Your objective: Copy the entries from the start through the line containing "Text: 0,596: 0,596 (801, 278, 849, 295)", putting "versus" in place of every "vs" and leaving everything else unchanged.

Dataset extract:
Start
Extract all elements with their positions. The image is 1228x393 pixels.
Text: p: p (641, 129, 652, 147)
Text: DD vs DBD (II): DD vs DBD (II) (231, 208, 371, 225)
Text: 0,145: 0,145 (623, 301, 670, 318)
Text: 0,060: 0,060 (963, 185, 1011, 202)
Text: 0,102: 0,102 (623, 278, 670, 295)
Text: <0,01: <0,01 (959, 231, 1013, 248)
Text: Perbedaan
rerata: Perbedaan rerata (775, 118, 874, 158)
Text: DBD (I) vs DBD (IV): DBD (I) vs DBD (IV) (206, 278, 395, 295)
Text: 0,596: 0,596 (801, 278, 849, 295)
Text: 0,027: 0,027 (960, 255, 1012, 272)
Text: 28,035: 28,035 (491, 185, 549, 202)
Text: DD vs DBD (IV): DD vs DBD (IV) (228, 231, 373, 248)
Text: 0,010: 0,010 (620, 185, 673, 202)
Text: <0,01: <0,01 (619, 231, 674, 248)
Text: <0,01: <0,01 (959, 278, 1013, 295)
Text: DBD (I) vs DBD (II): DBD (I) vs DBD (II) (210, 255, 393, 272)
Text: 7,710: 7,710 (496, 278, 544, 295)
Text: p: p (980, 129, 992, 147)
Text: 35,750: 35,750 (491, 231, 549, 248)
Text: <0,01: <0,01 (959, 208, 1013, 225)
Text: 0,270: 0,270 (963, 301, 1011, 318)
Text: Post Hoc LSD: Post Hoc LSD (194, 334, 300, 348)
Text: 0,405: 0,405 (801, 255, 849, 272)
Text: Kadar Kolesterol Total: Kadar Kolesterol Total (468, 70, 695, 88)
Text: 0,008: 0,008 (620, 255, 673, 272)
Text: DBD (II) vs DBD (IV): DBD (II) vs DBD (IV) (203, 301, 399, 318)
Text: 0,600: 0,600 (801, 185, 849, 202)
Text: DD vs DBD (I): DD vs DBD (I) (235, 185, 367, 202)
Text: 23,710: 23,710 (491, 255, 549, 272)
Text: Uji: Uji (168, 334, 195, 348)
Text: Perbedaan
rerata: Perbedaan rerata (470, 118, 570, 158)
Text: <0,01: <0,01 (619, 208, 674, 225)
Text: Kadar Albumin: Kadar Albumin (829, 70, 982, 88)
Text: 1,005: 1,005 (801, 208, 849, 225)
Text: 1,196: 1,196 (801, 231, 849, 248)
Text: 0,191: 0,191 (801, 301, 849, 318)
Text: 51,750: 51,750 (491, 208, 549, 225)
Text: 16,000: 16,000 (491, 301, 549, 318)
End
Task answer:
Extract all elements with their positions. The image is 1228x393 pixels.
Text: p: p (641, 129, 652, 147)
Text: DD versus DBD (II): DD versus DBD (II) (231, 208, 371, 225)
Text: 0,145: 0,145 (623, 301, 670, 318)
Text: 0,060: 0,060 (963, 185, 1011, 202)
Text: 0,102: 0,102 (623, 278, 670, 295)
Text: <0,01: <0,01 (959, 231, 1013, 248)
Text: Perbedaan
rerata: Perbedaan rerata (775, 118, 874, 158)
Text: DBD (I) versus DBD (IV): DBD (I) versus DBD (IV) (206, 278, 395, 295)
Text: 0,596: 0,596 (801, 278, 849, 295)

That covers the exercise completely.